#### [Your objective]
Copy out all of the material below, changing every "y-tick-label" to "y-axis-tick" and leaving everything else unchanged.

-.-.-

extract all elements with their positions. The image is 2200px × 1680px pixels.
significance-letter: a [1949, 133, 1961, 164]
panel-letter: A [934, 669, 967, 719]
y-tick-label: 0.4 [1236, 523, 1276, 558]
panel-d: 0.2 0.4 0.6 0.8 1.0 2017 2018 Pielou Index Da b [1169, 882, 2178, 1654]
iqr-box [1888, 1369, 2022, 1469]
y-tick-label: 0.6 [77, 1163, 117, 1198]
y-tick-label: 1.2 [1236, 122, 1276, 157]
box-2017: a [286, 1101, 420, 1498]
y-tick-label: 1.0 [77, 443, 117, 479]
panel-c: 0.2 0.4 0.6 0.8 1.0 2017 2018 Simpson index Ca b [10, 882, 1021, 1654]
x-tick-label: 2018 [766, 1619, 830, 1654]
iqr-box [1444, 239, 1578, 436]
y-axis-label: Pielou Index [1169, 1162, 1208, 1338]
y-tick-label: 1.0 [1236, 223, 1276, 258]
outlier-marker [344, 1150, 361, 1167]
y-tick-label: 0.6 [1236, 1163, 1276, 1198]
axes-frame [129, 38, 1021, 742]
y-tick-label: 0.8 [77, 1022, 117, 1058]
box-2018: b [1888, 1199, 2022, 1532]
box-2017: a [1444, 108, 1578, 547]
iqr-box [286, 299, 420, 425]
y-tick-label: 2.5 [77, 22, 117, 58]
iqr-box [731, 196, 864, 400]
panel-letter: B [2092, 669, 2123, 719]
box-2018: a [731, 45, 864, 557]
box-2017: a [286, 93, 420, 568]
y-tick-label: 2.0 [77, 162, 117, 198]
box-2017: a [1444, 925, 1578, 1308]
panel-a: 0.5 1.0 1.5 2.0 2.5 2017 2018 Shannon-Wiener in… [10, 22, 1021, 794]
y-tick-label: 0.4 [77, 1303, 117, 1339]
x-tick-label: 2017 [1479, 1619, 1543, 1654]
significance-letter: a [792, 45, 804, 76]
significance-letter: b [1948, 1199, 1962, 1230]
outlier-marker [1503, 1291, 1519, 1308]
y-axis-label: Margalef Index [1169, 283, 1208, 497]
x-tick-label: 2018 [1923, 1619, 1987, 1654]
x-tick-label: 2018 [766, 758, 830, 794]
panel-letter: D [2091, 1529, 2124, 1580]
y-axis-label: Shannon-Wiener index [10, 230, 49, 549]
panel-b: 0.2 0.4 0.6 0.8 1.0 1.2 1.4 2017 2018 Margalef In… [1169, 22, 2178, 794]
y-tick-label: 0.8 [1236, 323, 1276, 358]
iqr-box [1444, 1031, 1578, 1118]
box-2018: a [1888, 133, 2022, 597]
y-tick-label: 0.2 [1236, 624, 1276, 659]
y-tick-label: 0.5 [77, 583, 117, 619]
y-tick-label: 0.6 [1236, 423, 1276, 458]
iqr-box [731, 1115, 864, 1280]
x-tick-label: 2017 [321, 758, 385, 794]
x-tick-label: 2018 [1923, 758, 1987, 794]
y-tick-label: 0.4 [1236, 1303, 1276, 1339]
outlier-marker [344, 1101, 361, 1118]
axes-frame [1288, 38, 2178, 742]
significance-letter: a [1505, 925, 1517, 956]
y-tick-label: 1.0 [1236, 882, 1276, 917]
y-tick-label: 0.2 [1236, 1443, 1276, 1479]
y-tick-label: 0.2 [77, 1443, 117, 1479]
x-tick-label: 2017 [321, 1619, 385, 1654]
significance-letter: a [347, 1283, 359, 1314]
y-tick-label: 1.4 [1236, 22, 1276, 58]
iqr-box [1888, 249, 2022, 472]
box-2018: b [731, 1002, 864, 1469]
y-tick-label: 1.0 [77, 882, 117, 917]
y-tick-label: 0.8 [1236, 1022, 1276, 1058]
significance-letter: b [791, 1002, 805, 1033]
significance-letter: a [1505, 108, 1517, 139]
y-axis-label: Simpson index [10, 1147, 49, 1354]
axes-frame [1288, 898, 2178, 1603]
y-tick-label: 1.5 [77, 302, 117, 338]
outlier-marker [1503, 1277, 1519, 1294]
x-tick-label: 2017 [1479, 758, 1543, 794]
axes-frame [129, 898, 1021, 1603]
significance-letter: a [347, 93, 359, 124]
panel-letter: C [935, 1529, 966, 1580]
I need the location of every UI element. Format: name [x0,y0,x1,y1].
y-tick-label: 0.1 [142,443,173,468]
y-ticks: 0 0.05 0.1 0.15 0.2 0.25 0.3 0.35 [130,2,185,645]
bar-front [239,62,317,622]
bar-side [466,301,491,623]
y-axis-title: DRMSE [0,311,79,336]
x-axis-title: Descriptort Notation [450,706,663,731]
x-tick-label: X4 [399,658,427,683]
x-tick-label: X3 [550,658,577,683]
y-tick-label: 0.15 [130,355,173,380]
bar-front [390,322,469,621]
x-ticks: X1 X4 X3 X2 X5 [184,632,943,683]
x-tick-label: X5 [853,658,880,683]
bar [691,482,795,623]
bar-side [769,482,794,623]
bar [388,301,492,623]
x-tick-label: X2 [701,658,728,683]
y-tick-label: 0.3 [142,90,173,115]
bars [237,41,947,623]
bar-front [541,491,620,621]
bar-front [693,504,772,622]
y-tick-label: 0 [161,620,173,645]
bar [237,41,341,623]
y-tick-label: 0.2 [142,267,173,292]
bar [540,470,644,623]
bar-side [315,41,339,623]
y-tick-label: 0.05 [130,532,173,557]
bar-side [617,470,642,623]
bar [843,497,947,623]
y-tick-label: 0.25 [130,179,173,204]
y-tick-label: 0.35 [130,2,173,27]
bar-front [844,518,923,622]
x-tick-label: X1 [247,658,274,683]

-.-.-

#### [Written response]
extract all elements with their positions. The image is 2200px × 1680px pixels.
significance-letter: a [1949, 133, 1961, 164]
panel-letter: A [934, 669, 967, 719]
y-axis-tick: 0.4 [1236, 523, 1276, 558]
panel-d: 0.2 0.4 0.6 0.8 1.0 2017 2018 Pielou Index Da b [1169, 882, 2178, 1654]
iqr-box [1888, 1369, 2022, 1469]
y-axis-tick: 0.6 [77, 1163, 117, 1198]
y-axis-tick: 1.2 [1236, 122, 1276, 157]
box-2017: a [286, 1101, 420, 1498]
y-axis-tick: 1.0 [77, 443, 117, 479]
panel-c: 0.2 0.4 0.6 0.8 1.0 2017 2018 Simpson index Ca b [10, 882, 1021, 1654]
x-tick-label: 2018 [766, 1619, 830, 1654]
iqr-box [1444, 239, 1578, 436]
y-axis-label: Pielou Index [1169, 1162, 1208, 1338]
y-axis-tick: 1.0 [1236, 223, 1276, 258]
outlier-marker [344, 1150, 361, 1167]
y-axis-tick: 0.6 [1236, 1163, 1276, 1198]
axes-frame [129, 38, 1021, 742]
y-axis-tick: 0.8 [77, 1022, 117, 1058]
box-2018: b [1888, 1199, 2022, 1532]
box-2017: a [1444, 108, 1578, 547]
iqr-box [286, 299, 420, 425]
y-axis-tick: 2.5 [77, 22, 117, 58]
iqr-box [731, 196, 864, 400]
panel-letter: B [2092, 669, 2123, 719]
box-2018: a [731, 45, 864, 557]
box-2017: a [286, 93, 420, 568]
y-axis-tick: 2.0 [77, 162, 117, 198]
box-2017: a [1444, 925, 1578, 1308]
panel-a: 0.5 1.0 1.5 2.0 2.5 2017 2018 Shannon-Wiener in… [10, 22, 1021, 794]
y-axis-tick: 0.4 [77, 1303, 117, 1339]
x-tick-label: 2017 [1479, 1619, 1543, 1654]
significance-letter: a [792, 45, 804, 76]
significance-letter: b [1948, 1199, 1962, 1230]
outlier-marker [1503, 1291, 1519, 1308]
y-axis-label: Margalef Index [1169, 283, 1208, 497]
x-tick-label: 2018 [1923, 1619, 1987, 1654]
x-tick-label: 2018 [766, 758, 830, 794]
panel-letter: D [2091, 1529, 2124, 1580]
y-axis-label: Shannon-Wiener index [10, 230, 49, 549]
panel-b: 0.2 0.4 0.6 0.8 1.0 1.2 1.4 2017 2018 Margalef In… [1169, 22, 2178, 794]
y-axis-tick: 0.8 [1236, 323, 1276, 358]
iqr-box [1444, 1031, 1578, 1118]
box-2018: a [1888, 133, 2022, 597]
y-axis-tick: 0.2 [1236, 624, 1276, 659]
y-axis-tick: 0.5 [77, 583, 117, 619]
y-axis-tick: 0.6 [1236, 423, 1276, 458]
iqr-box [731, 1115, 864, 1280]
x-tick-label: 2017 [321, 758, 385, 794]
x-tick-label: 2018 [1923, 758, 1987, 794]
y-axis-tick: 0.4 [1236, 1303, 1276, 1339]
outlier-marker [344, 1101, 361, 1118]
axes-frame [1288, 38, 2178, 742]
significance-letter: a [1505, 925, 1517, 956]
y-axis-tick: 1.0 [1236, 882, 1276, 917]
y-axis-tick: 0.2 [1236, 1443, 1276, 1479]
y-axis-tick: 0.2 [77, 1443, 117, 1479]
x-tick-label: 2017 [321, 1619, 385, 1654]
significance-letter: a [347, 1283, 359, 1314]
y-axis-tick: 1.4 [1236, 22, 1276, 58]
iqr-box [1888, 249, 2022, 472]
box-2018: b [731, 1002, 864, 1469]
y-axis-tick: 1.0 [77, 882, 117, 917]
y-axis-tick: 0.8 [1236, 1022, 1276, 1058]
significance-letter: b [791, 1002, 805, 1033]
significance-letter: a [1505, 108, 1517, 139]
y-axis-label: Simpson index [10, 1147, 49, 1354]
axes-frame [1288, 898, 2178, 1603]
y-axis-tick: 1.5 [77, 302, 117, 338]
outlier-marker [1503, 1277, 1519, 1294]
x-tick-label: 2017 [1479, 758, 1543, 794]
axes-frame [129, 898, 1021, 1603]
significance-letter: a [347, 93, 359, 124]
panel-letter: C [935, 1529, 966, 1580]
I need the location of every UI element. Format: name [x0,y0,x1,y1].
y-axis-tick: 0.1 [142,443,173,468]
y-ticks: 0 0.05 0.1 0.15 0.2 0.25 0.3 0.35 [130,2,185,645]
bar-front [239,62,317,622]
bar-side [466,301,491,623]
y-axis-title: DRMSE [0,311,79,336]
x-axis-title: Descriptort Notation [450,706,663,731]
x-tick-label: X4 [399,658,427,683]
x-tick-label: X3 [550,658,577,683]
y-axis-tick: 0.15 [130,355,173,380]
bar-front [390,322,469,621]
x-ticks: X1 X4 X3 X2 X5 [184,632,943,683]
x-tick-label: X5 [853,658,880,683]
bar [691,482,795,623]
bar-side [769,482,794,623]
bar [388,301,492,623]
x-tick-label: X2 [701,658,728,683]
y-axis-tick: 0.3 [142,90,173,115]
bars [237,41,947,623]
bar-front [541,491,620,621]
bar-front [693,504,772,622]
y-axis-tick: 0 [161,620,173,645]
bar [237,41,341,623]
y-axis-tick: 0.2 [142,267,173,292]
bar [540,470,644,623]
bar-side [315,41,339,623]
y-axis-tick: 0.05 [130,532,173,557]
bar-side [617,470,642,623]
bar [843,497,947,623]
y-axis-tick: 0.25 [130,179,173,204]
y-axis-tick: 0.35 [130,2,173,27]
bar-front [844,518,923,622]
x-tick-label: X1 [247,658,274,683]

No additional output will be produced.